Set problem:
In the data that follows, count each line holding the string "JSON"; answer with the number only.

Figure content listings:
******************************

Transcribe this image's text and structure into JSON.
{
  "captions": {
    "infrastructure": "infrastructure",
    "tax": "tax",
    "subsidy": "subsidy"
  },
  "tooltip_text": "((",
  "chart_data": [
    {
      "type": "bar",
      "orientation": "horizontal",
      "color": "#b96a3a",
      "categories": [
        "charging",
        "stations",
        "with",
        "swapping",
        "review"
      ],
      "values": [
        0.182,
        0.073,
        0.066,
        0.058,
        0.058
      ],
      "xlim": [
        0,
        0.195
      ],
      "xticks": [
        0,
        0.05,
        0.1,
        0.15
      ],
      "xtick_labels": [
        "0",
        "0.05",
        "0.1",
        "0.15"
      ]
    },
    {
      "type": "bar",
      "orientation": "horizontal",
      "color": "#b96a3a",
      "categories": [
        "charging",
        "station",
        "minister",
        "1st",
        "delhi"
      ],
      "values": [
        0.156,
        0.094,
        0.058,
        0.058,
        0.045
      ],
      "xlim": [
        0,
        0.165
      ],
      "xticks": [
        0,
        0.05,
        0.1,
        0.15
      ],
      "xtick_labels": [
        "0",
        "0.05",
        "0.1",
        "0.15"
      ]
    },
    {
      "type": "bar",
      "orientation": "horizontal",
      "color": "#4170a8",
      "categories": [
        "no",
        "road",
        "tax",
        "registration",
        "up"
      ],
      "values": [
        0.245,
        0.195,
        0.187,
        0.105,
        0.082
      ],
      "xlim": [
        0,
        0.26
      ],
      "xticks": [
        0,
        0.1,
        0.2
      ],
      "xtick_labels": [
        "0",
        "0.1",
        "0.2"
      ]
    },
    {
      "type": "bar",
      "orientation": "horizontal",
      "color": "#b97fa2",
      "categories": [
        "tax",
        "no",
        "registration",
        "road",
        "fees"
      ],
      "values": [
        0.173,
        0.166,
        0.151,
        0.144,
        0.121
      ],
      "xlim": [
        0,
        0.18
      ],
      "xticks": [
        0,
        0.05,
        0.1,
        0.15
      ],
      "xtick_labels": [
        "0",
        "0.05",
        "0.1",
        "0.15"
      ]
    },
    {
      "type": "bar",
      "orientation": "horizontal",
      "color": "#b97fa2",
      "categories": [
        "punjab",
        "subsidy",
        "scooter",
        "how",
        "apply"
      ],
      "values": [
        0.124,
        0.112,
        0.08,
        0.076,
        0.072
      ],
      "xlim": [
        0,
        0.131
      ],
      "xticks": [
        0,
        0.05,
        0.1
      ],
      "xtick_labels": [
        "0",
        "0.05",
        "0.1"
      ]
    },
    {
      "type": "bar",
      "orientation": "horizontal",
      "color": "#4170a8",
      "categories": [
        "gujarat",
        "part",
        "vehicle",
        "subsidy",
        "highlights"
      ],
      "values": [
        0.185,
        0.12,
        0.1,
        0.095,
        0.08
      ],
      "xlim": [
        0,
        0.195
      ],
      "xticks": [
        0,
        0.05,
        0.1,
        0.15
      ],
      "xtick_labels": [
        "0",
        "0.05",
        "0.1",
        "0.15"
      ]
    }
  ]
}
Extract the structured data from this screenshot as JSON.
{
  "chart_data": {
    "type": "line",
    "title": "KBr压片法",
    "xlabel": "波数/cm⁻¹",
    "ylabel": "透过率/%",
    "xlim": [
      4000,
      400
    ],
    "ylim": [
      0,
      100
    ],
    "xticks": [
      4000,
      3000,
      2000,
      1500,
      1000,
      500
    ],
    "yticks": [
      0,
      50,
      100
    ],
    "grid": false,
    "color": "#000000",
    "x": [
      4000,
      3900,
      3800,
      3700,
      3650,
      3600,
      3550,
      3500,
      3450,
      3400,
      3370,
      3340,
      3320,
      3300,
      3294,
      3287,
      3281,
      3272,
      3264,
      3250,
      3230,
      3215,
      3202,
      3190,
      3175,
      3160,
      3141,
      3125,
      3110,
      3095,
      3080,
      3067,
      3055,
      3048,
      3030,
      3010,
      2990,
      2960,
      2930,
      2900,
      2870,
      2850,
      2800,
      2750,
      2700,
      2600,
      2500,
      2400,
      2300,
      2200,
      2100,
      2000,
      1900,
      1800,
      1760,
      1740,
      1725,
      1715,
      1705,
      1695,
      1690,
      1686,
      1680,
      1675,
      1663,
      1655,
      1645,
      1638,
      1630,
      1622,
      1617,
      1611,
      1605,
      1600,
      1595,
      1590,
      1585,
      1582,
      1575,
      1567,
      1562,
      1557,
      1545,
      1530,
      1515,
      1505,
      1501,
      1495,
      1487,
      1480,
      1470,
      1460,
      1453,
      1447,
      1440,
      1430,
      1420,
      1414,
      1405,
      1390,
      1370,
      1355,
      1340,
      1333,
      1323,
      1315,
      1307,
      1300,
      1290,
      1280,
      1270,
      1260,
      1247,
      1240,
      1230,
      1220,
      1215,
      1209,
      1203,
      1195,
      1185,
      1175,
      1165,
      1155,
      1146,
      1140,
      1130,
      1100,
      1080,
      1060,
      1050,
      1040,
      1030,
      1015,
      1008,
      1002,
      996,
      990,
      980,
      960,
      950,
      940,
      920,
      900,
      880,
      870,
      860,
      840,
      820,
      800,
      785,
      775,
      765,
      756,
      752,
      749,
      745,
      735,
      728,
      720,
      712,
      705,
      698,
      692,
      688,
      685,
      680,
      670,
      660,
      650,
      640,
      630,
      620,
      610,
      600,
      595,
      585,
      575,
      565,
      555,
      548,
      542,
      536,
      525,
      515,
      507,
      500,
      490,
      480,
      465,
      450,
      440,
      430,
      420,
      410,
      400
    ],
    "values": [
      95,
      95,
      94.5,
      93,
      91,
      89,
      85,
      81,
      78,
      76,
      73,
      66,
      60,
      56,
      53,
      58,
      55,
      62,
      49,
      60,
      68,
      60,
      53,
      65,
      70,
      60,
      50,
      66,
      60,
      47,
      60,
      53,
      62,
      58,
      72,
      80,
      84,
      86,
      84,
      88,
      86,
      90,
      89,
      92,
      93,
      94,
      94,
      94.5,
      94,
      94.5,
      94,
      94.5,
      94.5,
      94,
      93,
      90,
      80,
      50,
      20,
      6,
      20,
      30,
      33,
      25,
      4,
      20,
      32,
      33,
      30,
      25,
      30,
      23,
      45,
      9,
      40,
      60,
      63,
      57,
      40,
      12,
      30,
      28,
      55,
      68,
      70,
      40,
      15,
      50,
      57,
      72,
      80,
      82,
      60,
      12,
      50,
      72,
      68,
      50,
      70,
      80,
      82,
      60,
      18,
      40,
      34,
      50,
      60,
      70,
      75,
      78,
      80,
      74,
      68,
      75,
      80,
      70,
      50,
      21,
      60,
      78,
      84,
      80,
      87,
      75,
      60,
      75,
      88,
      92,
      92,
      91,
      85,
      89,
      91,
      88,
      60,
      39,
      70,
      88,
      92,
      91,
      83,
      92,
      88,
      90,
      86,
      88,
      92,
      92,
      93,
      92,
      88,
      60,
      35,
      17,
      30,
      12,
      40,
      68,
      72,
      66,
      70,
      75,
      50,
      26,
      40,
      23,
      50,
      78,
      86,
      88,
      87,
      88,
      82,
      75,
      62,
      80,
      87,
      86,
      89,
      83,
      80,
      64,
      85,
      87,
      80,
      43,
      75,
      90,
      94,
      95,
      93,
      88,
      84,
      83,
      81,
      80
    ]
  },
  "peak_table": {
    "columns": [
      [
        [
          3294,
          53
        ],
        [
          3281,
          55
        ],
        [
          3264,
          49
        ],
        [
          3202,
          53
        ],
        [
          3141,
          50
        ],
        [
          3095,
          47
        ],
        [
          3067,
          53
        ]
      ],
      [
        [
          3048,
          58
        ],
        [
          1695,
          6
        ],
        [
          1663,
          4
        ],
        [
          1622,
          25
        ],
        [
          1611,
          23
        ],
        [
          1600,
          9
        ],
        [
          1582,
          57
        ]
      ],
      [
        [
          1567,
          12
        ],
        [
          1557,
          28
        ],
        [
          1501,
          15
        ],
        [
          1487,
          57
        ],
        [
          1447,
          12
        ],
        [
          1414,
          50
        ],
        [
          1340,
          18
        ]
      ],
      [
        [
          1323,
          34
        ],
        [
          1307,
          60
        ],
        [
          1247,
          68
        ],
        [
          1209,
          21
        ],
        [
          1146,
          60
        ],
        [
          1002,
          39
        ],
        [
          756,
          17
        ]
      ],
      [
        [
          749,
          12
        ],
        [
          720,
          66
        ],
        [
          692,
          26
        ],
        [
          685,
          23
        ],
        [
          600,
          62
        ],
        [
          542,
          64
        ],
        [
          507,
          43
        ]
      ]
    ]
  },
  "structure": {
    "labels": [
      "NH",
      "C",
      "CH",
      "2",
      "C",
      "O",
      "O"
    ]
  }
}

******************************

Complete output:
2